[The task] Wherever "median" appears in a line, list that line.
──────────────────────────────
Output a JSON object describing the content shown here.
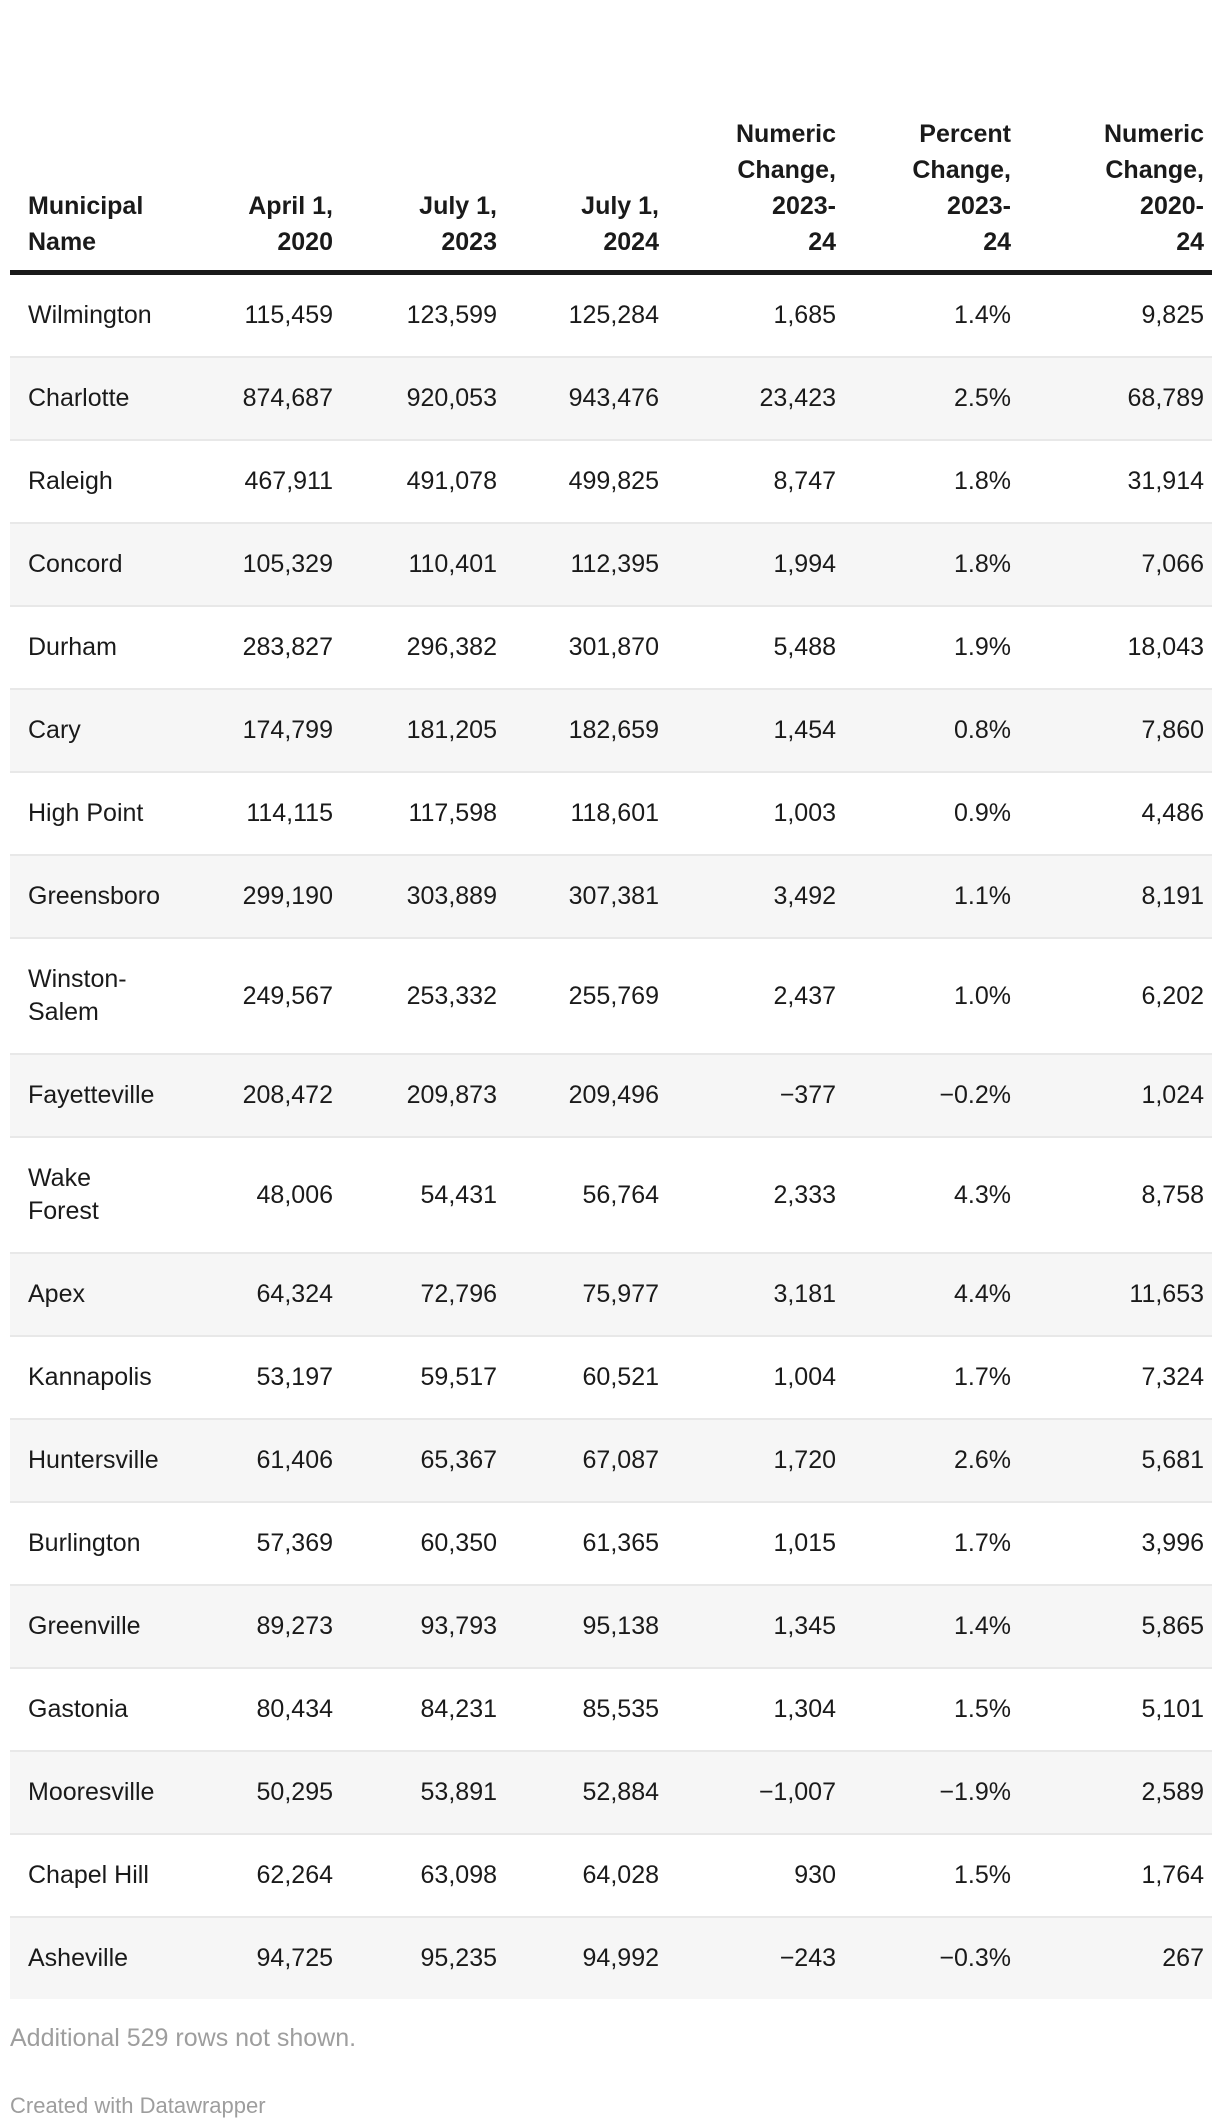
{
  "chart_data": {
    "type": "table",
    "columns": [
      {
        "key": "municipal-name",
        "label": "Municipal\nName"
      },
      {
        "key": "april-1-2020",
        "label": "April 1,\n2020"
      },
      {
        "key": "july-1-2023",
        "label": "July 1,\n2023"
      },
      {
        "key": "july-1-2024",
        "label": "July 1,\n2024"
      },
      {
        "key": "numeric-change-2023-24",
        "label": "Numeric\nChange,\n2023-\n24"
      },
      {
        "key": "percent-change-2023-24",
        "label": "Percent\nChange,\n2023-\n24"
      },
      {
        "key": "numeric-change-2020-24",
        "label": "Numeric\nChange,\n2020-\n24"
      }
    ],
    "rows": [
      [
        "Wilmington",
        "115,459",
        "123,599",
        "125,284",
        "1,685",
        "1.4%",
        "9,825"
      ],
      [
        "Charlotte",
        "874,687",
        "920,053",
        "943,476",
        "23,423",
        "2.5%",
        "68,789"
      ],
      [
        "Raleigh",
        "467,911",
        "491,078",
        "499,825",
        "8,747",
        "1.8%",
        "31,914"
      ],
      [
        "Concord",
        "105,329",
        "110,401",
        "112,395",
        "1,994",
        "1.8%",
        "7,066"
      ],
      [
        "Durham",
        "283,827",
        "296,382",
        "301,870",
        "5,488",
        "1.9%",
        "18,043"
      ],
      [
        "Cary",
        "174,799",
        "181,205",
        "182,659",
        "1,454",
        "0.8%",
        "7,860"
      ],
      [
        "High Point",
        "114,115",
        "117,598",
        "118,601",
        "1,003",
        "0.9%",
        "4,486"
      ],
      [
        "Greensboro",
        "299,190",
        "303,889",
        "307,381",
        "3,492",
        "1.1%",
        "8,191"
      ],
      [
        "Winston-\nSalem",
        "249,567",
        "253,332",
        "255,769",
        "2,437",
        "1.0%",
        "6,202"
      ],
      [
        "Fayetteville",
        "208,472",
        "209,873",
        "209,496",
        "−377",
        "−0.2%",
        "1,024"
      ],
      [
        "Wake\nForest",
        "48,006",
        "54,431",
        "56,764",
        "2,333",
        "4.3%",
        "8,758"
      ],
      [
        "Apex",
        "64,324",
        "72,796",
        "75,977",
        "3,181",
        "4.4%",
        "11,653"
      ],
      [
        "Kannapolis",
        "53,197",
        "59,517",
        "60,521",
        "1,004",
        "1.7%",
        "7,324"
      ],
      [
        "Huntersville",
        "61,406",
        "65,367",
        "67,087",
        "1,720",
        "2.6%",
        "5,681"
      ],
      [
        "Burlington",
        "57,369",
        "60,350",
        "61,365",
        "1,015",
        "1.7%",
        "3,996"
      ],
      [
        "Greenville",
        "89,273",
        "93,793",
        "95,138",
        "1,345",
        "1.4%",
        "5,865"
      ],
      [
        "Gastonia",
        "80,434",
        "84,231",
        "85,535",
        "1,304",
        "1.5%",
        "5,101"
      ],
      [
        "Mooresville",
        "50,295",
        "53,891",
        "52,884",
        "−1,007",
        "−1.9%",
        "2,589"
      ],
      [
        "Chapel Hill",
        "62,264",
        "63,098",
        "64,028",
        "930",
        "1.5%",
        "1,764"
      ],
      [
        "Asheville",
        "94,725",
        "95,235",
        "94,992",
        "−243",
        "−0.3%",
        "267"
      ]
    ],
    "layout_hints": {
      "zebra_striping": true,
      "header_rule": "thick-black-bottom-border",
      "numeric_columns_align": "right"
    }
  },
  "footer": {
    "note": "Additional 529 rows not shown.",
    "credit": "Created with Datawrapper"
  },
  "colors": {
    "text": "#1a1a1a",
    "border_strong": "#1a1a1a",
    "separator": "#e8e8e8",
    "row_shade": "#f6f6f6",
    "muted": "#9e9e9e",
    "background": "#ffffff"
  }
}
──────────────────────────────
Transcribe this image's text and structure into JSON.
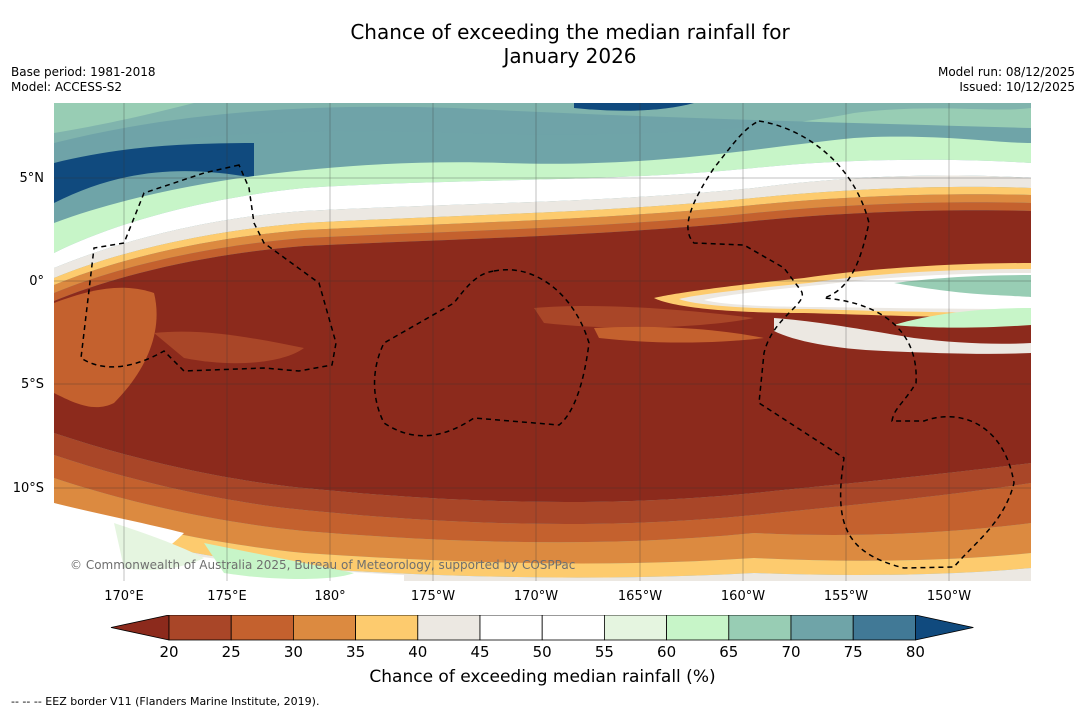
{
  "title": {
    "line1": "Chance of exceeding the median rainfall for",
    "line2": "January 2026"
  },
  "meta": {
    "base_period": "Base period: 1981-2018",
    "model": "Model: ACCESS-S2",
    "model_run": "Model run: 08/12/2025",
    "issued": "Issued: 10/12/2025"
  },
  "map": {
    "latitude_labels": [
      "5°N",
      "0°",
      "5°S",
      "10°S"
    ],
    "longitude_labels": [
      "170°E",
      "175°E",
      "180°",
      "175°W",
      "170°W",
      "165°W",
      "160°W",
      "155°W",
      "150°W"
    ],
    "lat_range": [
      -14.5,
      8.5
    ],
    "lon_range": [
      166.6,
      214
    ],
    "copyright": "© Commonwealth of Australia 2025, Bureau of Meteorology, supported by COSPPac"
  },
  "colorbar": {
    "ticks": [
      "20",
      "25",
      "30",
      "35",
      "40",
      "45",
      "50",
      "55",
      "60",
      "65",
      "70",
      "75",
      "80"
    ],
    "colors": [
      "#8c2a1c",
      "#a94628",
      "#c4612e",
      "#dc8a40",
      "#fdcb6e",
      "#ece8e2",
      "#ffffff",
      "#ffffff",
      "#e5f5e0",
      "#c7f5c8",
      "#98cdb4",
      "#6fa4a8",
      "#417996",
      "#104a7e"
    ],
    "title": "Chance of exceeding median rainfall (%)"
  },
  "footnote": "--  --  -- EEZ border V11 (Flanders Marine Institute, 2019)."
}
──────────────────────────────
[Exercise result]
    "line1": "Chance of exceeding the median rainfall for",
    "title": "Chance of exceeding median rainfall (%)"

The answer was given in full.